Problem to solve: Count the lines that hold the string "работах". Reply with the number alone.

-- begin --

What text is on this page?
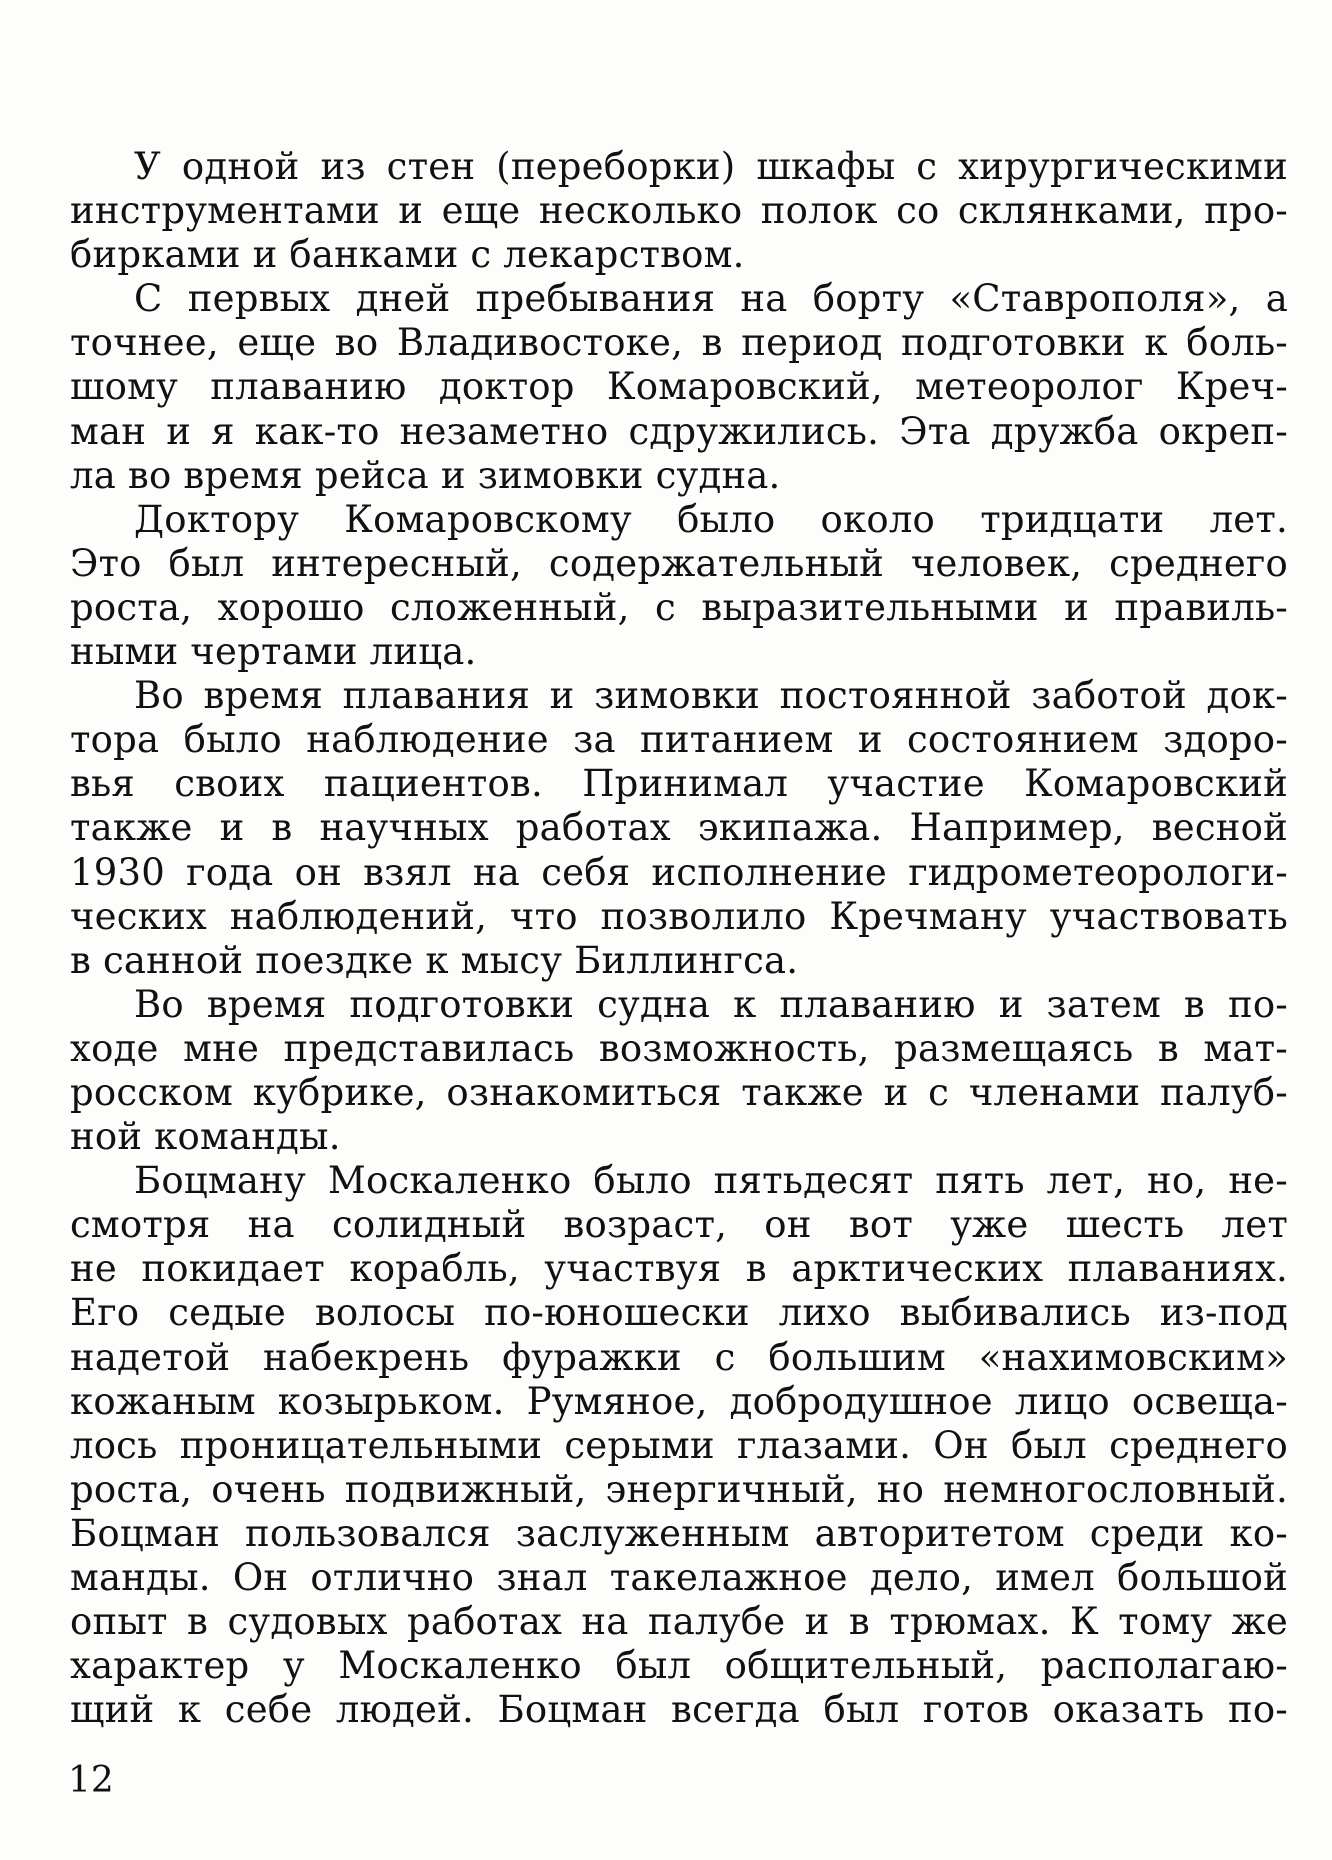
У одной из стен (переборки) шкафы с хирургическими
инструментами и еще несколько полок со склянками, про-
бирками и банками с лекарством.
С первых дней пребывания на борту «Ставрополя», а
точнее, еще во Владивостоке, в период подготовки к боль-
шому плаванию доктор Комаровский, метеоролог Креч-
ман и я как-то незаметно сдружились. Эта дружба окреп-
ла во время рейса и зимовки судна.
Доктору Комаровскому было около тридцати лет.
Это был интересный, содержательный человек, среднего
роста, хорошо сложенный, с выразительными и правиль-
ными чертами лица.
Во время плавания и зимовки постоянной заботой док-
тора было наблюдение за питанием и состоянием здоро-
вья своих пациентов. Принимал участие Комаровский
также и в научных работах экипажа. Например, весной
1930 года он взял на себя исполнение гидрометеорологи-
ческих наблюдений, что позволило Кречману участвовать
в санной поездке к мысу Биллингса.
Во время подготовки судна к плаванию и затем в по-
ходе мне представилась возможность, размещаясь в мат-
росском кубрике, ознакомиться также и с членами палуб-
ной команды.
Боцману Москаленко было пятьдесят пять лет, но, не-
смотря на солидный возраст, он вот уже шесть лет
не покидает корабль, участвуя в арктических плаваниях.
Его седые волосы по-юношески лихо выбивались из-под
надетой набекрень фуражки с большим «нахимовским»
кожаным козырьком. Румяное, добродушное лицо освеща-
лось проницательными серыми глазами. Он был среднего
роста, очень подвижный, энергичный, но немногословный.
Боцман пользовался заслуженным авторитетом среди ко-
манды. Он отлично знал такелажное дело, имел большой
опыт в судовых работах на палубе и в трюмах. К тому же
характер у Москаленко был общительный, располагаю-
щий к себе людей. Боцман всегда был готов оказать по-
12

-- end --

Full solution: 2